INSTRUCTION: The entries below should be transcribed in their entirety, exactly as written.

STORED RECORDS:
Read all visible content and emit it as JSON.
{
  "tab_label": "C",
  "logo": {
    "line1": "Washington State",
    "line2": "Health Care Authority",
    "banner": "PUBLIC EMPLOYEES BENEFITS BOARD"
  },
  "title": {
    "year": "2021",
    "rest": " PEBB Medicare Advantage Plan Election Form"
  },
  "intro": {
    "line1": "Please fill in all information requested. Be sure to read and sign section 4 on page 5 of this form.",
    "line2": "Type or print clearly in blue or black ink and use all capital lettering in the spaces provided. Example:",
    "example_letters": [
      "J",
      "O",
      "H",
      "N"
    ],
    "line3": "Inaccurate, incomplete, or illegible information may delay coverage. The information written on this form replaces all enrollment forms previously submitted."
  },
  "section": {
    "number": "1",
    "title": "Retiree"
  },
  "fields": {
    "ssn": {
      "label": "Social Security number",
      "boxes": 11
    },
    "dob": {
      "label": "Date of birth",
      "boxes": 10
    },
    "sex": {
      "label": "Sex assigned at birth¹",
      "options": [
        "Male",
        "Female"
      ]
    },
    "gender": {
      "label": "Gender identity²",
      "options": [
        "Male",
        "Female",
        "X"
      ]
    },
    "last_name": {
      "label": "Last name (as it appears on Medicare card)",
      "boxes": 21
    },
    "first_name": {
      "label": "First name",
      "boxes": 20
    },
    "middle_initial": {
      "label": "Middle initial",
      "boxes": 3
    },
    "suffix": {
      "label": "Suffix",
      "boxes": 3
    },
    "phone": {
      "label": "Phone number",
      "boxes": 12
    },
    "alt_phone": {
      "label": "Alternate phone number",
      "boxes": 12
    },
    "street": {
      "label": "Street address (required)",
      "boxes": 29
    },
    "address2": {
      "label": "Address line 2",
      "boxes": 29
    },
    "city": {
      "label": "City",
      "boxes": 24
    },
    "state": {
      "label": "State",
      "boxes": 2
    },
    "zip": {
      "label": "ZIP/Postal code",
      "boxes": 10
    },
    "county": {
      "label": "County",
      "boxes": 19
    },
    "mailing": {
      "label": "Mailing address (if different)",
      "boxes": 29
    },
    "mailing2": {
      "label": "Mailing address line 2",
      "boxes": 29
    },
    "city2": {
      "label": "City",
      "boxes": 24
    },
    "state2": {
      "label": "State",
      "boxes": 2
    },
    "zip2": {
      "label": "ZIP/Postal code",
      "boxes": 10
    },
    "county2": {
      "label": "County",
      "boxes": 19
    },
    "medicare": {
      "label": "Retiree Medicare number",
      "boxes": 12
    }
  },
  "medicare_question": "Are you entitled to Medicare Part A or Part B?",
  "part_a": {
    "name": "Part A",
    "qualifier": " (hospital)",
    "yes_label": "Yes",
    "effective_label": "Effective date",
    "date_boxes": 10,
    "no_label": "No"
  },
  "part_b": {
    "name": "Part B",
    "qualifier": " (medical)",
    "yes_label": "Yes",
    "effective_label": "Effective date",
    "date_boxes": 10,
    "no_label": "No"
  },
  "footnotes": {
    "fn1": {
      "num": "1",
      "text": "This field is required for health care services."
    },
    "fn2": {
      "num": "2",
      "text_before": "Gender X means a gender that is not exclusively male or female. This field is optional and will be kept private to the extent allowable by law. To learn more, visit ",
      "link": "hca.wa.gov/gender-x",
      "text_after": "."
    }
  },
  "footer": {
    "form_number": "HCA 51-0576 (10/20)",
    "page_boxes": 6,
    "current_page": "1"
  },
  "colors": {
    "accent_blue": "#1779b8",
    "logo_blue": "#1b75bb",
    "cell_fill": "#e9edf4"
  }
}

FINISHED TASK:
Read all visible content and emit it as JSON.
{
  "tab_label": "C",
  "logo": {
    "line1": "Washington State",
    "line2": "Health Care Authority",
    "banner": "PUBLIC EMPLOYEES BENEFITS BOARD"
  },
  "title": {
    "year": "2021",
    "rest": " PEBB Medicare Advantage Plan Election Form"
  },
  "intro": {
    "line1": "Please fill in all information requested. Be sure to read and sign section 4 on page 5 of this form.",
    "line2": "Type or print clearly in blue or black ink and use all capital lettering in the spaces provided. Example:",
    "example_letters": [
      "J",
      "O",
      "H",
      "N"
    ],
    "line3": "Inaccurate, incomplete, or illegible information may delay coverage. The information written on this form replaces all enrollment forms previously submitted."
  },
  "section": {
    "number": "1",
    "title": "Retiree"
  },
  "fields": {
    "ssn": {
      "label": "Social Security number",
      "boxes": 11
    },
    "dob": {
      "label": "Date of birth",
      "boxes": 10
    },
    "sex": {
      "label": "Sex assigned at birth¹",
      "options": [
        "Male",
        "Female"
      ]
    },
    "gender": {
      "label": "Gender identity²",
      "options": [
        "Male",
        "Female",
        "X"
      ]
    },
    "last_name": {
      "label": "Last name (as it appears on Medicare card)",
      "boxes": 21
    },
    "first_name": {
      "label": "First name",
      "boxes": 20
    },
    "middle_initial": {
      "label": "Middle initial",
      "boxes": 3
    },
    "suffix": {
      "label": "Suffix",
      "boxes": 3
    },
    "phone": {
      "label": "Phone number",
      "boxes": 12
    },
    "alt_phone": {
      "label": "Alternate phone number",
      "boxes": 12
    },
    "street": {
      "label": "Street address (required)",
      "boxes": 29
    },
    "address2": {
      "label": "Address line 2",
      "boxes": 29
    },
    "city": {
      "label": "City",
      "boxes": 24
    },
    "state": {
      "label": "State",
      "boxes": 2
    },
    "zip": {
      "label": "ZIP/Postal code",
      "boxes": 10
    },
    "county": {
      "label": "County",
      "boxes": 19
    },
    "mailing": {
      "label": "Mailing address (if different)",
      "boxes": 29
    },
    "mailing2": {
      "label": "Mailing address line 2",
      "boxes": 29
    },
    "city2": {
      "label": "City",
      "boxes": 24
    },
    "state2": {
      "label": "State",
      "boxes": 2
    },
    "zip2": {
      "label": "ZIP/Postal code",
      "boxes": 10
    },
    "county2": {
      "label": "County",
      "boxes": 19
    },
    "medicare": {
      "label": "Retiree Medicare number",
      "boxes": 12
    }
  },
  "medicare_question": "Are you entitled to Medicare Part A or Part B?",
  "part_a": {
    "name": "Part A",
    "qualifier": " (hospital)",
    "yes_label": "Yes",
    "effective_label": "Effective date",
    "date_boxes": 10,
    "no_label": "No"
  },
  "part_b": {
    "name": "Part B",
    "qualifier": " (medical)",
    "yes_label": "Yes",
    "effective_label": "Effective date",
    "date_boxes": 10,
    "no_label": "No"
  },
  "footnotes": {
    "fn1": {
      "num": "1",
      "text": "This field is required for health care services."
    },
    "fn2": {
      "num": "2",
      "text_before": "Gender X means a gender that is not exclusively male or female. This field is optional and will be kept private to the extent allowable by law. To learn more, visit ",
      "link": "hca.wa.gov/gender-x",
      "text_after": "."
    }
  },
  "footer": {
    "form_number": "HCA 51-0576 (10/20)",
    "page_boxes": 6,
    "current_page": "1"
  },
  "colors": {
    "accent_blue": "#1779b8",
    "logo_blue": "#1b75bb",
    "cell_fill": "#e9edf4"
  }
}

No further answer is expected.